■ Problem statement
Search the listing below for "mest". Copy each matching line.

▬▬▬▬▬▬

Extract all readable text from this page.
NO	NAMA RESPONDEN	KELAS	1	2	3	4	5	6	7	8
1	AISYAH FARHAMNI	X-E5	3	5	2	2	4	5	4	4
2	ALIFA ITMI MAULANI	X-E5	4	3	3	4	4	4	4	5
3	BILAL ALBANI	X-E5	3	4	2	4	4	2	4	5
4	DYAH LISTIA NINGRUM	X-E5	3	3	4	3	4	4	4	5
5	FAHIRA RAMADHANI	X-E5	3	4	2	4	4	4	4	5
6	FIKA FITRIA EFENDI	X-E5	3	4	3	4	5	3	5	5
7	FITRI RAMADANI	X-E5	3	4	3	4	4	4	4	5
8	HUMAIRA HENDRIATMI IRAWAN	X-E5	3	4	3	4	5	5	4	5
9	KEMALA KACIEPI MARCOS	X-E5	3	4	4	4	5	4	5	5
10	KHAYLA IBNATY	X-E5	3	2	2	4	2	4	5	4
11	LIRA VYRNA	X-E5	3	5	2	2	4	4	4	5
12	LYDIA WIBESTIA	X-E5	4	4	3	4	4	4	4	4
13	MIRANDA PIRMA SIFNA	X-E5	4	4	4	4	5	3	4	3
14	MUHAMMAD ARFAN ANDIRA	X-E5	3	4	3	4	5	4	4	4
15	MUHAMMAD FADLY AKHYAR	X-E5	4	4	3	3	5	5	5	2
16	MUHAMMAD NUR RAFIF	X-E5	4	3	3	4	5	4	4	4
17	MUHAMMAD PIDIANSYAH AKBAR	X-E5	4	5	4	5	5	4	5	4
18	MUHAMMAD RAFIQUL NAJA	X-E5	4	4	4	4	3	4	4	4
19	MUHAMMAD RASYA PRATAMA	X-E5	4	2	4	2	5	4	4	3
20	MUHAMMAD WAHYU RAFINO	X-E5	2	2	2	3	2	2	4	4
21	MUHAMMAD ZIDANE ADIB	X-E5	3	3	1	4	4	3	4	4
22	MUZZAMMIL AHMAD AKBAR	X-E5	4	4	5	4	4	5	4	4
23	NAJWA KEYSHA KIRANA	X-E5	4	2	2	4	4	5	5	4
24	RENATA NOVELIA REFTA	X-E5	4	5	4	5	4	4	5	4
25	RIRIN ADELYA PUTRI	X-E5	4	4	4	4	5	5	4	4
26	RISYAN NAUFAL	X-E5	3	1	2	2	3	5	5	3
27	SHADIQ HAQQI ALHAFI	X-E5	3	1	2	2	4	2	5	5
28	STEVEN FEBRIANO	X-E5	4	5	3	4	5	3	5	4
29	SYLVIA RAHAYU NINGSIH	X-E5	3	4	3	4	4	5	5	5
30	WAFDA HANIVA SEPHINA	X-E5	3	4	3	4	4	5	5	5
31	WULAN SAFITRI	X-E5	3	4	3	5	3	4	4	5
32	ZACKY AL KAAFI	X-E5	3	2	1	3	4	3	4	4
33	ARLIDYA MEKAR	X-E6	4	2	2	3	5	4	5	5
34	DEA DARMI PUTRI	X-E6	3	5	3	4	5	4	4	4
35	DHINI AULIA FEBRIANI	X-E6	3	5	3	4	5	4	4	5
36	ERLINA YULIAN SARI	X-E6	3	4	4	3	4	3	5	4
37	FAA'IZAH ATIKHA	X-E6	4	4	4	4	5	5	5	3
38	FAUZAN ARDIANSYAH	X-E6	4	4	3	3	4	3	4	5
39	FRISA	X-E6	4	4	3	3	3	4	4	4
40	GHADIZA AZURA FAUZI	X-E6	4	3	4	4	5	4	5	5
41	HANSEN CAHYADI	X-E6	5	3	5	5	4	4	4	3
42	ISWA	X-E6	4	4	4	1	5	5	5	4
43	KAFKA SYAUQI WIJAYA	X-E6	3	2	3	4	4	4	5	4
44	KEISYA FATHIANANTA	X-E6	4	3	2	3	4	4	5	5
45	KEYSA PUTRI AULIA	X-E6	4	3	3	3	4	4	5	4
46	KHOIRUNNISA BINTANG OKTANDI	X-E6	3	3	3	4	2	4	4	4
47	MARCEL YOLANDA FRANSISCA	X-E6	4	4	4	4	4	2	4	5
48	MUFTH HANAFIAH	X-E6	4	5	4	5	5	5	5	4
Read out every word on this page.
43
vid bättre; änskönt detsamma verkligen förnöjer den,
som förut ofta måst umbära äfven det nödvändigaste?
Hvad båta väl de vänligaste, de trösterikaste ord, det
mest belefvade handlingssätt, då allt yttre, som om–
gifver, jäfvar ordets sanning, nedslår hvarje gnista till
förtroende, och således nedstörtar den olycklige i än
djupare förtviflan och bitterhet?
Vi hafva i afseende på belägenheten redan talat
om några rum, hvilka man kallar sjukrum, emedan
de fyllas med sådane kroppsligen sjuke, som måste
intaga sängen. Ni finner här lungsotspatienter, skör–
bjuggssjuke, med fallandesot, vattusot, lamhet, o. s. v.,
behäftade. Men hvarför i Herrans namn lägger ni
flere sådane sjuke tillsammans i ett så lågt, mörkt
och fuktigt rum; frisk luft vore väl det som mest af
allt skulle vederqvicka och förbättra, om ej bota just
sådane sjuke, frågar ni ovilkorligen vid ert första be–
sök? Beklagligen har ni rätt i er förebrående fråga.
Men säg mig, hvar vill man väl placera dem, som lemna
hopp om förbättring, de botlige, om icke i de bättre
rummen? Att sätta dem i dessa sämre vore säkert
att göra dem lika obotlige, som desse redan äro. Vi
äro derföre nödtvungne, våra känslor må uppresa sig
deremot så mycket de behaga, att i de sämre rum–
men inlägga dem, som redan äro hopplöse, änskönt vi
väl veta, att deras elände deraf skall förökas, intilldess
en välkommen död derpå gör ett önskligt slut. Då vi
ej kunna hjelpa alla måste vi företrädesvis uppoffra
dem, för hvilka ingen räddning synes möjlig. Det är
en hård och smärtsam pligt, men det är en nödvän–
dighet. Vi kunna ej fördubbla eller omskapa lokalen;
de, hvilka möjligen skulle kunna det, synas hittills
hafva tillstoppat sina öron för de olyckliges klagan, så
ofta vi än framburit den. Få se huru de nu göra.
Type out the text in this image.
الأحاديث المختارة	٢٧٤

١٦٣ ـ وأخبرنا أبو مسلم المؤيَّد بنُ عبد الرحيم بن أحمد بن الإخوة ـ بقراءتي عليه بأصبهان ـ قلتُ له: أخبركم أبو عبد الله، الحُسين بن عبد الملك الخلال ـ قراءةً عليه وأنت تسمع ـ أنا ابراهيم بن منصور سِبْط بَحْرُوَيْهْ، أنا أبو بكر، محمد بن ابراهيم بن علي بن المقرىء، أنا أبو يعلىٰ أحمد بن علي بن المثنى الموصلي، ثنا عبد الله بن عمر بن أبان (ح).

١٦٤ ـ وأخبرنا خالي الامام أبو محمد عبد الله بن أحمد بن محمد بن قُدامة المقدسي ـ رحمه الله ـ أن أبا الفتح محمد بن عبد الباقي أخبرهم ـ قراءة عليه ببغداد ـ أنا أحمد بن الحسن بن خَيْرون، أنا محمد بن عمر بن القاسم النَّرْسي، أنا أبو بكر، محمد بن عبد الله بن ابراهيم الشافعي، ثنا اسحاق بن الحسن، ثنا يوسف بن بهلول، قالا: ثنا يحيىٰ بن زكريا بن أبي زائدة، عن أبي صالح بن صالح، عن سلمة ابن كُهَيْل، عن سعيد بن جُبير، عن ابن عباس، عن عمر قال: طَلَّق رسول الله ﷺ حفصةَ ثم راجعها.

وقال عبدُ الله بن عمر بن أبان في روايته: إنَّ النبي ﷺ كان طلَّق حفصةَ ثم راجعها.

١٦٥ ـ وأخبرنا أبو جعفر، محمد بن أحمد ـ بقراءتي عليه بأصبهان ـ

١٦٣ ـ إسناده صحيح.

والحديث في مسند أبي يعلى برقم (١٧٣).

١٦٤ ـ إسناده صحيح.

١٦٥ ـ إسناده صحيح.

▬▬▬▬▬▬

■ Complete output
mest belefvade handlingssätt, då allt yttre, som om–
och fuktigt rum; frisk luft vore väl det som mest af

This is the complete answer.